Stored data

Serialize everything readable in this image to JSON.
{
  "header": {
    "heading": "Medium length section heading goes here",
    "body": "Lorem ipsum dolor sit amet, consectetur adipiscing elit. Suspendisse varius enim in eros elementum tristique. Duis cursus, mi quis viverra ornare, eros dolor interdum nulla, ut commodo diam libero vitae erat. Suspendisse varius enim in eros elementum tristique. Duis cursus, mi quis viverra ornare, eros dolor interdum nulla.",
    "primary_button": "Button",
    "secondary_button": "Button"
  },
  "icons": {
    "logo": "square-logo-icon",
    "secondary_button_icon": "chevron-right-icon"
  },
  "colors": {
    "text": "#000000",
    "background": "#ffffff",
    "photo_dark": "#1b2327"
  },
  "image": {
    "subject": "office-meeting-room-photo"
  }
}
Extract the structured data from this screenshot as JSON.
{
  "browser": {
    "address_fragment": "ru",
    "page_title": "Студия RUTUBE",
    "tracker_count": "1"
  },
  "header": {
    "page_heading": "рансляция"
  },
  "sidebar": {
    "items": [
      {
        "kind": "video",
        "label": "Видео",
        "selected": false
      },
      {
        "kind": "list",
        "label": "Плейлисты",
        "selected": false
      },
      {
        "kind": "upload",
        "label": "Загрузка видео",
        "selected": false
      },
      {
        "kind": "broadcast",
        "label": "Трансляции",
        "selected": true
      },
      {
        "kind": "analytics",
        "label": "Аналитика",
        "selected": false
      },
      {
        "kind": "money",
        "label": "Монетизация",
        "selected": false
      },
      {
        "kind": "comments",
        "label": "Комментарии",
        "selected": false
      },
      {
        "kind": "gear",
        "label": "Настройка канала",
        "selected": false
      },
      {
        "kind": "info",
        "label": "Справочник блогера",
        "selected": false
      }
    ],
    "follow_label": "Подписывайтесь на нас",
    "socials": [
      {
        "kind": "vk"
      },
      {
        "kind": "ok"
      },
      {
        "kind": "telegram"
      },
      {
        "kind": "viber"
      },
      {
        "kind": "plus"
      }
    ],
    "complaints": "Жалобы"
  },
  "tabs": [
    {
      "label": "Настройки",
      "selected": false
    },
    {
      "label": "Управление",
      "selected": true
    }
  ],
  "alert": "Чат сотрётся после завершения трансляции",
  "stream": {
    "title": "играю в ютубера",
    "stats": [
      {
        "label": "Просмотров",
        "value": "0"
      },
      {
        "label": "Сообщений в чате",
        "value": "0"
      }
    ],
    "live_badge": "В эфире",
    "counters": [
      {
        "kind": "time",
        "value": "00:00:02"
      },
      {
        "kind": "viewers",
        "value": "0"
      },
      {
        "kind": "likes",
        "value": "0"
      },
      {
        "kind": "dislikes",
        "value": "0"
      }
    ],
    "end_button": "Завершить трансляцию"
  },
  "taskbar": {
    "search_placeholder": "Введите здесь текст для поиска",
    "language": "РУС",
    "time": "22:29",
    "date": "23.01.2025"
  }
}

**WORK REQUIRED**: Wherever the word "this" occurs in a line of the listing, copy that line.

**REPLY TO THE EXERCISE**:
Serialize everything readable in this image to JSON.
Extract the structured data from this screenshot as JSON.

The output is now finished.